### THE PROBLEM
Report the number of lines where the string "команды" occurs, and write nothing else.

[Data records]
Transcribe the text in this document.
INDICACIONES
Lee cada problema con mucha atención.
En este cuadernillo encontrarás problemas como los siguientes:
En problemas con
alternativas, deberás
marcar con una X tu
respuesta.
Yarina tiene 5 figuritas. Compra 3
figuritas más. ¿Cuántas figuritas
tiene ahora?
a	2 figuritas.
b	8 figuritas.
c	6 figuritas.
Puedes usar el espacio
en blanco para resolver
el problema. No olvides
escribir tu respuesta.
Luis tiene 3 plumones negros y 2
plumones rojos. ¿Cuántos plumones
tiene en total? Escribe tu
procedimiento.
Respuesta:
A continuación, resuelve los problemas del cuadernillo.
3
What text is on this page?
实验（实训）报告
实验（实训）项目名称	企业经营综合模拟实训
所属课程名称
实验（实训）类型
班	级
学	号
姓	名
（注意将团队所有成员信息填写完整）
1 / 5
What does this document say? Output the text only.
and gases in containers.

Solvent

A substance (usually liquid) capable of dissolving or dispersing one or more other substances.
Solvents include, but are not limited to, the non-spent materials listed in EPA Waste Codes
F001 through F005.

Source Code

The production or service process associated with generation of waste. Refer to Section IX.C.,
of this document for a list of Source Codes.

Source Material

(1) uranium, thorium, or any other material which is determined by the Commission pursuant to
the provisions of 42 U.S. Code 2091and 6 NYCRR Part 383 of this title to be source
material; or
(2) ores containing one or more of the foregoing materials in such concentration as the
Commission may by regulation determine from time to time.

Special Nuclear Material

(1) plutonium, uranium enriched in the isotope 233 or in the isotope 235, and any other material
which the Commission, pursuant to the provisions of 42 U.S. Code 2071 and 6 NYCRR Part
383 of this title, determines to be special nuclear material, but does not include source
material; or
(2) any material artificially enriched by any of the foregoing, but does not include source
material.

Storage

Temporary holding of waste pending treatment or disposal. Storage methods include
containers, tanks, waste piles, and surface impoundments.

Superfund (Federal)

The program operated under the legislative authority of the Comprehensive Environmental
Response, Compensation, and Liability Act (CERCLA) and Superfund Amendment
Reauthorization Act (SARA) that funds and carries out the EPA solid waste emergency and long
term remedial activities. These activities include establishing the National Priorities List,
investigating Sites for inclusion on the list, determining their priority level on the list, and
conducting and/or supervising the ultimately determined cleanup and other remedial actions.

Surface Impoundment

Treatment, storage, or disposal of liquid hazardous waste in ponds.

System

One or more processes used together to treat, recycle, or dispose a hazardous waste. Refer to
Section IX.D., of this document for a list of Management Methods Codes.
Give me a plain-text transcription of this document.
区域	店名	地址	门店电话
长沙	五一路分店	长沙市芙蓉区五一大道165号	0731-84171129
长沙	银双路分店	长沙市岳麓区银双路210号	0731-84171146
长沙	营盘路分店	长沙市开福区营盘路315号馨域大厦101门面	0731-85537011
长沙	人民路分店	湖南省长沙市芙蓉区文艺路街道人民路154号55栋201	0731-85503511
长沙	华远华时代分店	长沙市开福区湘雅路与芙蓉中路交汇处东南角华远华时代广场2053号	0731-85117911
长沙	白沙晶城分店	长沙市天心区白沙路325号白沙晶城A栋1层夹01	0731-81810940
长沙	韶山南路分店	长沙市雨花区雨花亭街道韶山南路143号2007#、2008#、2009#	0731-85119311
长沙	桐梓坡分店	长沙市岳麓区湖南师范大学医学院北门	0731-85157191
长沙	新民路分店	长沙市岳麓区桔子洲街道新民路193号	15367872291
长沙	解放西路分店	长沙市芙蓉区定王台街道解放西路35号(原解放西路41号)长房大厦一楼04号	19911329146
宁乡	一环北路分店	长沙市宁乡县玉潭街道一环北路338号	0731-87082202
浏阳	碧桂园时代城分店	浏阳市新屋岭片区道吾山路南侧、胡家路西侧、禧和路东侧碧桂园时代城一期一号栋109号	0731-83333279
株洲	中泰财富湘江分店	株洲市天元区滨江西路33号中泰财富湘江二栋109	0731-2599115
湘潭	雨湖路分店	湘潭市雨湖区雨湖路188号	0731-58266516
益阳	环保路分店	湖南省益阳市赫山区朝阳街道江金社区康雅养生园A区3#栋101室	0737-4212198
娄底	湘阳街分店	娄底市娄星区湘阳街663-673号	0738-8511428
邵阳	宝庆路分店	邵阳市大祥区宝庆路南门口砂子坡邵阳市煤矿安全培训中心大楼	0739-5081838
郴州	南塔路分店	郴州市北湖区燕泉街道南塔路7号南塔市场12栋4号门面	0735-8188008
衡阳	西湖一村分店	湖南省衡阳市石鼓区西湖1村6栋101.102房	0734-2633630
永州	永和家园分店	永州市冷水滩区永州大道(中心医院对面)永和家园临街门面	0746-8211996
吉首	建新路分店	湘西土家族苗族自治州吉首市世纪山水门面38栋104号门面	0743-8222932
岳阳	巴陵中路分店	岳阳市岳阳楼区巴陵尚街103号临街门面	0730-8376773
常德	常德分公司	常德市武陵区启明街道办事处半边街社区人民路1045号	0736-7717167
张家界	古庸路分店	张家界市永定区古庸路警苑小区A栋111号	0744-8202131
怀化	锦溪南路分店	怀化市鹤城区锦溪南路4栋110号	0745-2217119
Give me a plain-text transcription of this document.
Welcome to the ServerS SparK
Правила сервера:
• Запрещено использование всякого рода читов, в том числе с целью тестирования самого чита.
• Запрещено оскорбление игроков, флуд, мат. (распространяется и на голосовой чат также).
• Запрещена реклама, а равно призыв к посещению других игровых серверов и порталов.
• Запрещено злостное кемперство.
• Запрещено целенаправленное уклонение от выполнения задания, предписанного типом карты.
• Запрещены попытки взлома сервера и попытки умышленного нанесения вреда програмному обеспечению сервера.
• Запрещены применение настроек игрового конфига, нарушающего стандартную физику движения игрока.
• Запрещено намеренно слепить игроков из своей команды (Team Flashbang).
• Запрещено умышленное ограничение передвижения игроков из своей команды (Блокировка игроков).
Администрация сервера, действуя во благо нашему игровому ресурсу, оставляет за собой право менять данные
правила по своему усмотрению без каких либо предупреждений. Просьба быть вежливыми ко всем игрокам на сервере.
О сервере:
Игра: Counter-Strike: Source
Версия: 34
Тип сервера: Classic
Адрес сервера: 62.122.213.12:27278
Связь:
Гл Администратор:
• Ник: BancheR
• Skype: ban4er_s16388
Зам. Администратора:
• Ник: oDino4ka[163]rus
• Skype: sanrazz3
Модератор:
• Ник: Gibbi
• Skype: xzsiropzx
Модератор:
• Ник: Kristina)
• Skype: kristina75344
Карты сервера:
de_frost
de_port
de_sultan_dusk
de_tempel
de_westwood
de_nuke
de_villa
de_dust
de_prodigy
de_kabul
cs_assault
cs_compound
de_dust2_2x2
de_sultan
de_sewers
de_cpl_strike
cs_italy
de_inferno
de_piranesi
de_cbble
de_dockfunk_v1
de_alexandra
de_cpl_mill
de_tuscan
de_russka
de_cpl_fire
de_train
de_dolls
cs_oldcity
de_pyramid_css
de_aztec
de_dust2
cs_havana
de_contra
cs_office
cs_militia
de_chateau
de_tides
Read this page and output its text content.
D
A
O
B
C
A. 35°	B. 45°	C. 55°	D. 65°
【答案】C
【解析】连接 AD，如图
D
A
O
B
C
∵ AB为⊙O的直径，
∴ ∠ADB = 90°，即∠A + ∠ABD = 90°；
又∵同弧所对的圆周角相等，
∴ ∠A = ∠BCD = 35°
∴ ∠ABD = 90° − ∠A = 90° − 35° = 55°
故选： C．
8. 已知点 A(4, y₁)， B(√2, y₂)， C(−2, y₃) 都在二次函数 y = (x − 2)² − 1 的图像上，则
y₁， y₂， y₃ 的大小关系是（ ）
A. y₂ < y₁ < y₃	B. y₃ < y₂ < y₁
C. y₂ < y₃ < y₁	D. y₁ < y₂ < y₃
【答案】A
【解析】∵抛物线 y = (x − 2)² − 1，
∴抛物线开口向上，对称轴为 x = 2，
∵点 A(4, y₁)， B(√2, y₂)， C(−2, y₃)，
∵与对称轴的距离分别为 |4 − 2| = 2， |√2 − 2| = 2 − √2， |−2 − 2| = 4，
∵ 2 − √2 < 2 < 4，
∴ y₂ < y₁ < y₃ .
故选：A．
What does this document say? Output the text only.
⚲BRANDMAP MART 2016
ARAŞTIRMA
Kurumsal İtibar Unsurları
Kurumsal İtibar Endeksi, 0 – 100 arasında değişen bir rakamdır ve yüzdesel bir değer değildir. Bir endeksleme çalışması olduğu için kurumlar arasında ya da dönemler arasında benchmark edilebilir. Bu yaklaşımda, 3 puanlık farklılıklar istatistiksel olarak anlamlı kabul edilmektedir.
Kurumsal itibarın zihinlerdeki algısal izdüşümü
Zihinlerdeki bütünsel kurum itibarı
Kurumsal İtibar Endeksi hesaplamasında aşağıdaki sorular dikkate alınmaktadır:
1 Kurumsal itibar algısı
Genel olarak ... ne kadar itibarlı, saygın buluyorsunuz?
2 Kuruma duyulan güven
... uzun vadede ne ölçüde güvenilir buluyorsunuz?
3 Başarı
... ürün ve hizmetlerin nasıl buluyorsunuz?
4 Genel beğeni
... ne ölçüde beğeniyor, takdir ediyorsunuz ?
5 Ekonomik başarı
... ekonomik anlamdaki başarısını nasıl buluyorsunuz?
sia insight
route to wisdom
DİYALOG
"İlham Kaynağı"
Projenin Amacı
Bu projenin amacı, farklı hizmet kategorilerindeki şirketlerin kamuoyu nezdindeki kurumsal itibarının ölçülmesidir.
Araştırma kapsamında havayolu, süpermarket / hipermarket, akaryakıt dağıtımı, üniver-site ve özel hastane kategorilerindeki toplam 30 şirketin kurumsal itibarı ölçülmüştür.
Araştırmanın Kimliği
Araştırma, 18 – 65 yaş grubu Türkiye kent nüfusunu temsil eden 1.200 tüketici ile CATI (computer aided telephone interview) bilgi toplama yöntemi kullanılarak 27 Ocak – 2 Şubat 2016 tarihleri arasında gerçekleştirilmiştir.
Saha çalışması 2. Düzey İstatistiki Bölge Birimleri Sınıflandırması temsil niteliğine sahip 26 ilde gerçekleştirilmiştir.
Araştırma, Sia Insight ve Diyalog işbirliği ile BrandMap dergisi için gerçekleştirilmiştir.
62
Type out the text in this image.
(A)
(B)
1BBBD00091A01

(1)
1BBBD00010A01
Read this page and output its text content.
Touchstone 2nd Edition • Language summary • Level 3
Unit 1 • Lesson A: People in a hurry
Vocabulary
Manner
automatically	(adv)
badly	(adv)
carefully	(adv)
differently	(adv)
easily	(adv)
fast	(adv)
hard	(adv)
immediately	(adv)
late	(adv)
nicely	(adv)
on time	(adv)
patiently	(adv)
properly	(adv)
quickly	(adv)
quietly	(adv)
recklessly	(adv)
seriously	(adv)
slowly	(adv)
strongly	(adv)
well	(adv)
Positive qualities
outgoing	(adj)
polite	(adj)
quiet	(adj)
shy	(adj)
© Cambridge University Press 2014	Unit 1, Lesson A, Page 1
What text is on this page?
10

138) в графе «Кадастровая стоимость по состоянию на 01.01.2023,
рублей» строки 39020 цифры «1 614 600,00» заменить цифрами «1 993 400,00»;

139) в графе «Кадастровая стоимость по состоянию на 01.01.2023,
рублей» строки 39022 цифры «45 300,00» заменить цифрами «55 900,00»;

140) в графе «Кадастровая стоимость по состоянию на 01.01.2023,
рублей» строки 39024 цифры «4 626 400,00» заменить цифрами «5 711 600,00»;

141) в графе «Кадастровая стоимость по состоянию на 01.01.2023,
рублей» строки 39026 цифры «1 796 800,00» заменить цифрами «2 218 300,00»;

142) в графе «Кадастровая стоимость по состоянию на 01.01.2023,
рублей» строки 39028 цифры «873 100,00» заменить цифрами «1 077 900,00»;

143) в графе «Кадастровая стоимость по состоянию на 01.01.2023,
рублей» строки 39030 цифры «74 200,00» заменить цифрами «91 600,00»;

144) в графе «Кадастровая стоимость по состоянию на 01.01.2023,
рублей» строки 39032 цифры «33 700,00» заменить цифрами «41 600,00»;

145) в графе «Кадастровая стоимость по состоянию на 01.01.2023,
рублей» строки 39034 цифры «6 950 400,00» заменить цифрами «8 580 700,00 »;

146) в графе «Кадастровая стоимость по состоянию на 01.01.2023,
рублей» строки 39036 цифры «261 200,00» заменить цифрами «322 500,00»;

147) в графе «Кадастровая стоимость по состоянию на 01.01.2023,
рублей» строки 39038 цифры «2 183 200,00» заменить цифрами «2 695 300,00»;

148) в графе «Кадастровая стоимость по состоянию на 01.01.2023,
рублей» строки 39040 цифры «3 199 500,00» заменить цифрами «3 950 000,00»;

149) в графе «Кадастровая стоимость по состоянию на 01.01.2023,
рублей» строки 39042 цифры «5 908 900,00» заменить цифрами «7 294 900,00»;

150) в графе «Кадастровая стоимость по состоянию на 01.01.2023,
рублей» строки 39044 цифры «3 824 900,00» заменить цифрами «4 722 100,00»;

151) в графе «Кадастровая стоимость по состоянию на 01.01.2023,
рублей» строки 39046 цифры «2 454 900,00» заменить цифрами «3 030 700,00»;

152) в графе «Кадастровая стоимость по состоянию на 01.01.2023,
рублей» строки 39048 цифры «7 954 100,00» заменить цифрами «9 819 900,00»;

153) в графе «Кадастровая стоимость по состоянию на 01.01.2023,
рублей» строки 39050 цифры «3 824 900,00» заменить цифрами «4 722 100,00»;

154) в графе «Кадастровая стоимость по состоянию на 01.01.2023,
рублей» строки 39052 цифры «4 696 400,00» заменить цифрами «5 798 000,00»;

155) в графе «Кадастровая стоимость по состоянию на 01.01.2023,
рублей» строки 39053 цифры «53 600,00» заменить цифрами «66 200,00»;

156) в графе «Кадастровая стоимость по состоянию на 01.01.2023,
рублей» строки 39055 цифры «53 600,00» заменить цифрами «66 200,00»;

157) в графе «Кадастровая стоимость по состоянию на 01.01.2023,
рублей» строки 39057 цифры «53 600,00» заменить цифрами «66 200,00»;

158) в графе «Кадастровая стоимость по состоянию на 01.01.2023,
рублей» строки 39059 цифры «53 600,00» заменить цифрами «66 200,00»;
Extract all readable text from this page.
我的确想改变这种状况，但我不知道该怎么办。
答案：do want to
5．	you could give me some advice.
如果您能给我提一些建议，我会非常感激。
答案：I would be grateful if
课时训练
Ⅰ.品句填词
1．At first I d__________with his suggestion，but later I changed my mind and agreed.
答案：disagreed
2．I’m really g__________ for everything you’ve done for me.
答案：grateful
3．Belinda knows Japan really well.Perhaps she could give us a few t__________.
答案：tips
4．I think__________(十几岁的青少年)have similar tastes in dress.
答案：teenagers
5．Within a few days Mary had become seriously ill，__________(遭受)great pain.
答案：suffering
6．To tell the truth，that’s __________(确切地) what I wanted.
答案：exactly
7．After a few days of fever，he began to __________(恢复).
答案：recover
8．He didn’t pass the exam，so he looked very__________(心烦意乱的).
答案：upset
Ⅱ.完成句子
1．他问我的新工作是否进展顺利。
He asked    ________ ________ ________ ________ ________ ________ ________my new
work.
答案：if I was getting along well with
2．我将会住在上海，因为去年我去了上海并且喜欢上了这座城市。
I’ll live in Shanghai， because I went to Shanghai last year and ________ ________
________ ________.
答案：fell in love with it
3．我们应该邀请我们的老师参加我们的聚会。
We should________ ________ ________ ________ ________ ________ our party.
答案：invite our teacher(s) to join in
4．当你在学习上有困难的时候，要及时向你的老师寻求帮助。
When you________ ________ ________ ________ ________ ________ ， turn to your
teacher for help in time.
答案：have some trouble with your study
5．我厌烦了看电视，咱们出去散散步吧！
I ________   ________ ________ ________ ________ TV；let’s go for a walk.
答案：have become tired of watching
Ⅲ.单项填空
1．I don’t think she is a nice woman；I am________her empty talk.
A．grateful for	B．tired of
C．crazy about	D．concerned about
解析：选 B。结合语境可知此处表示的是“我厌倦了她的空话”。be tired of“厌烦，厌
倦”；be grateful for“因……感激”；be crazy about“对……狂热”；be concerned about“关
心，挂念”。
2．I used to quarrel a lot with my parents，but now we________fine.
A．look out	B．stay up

### THE RESULT
2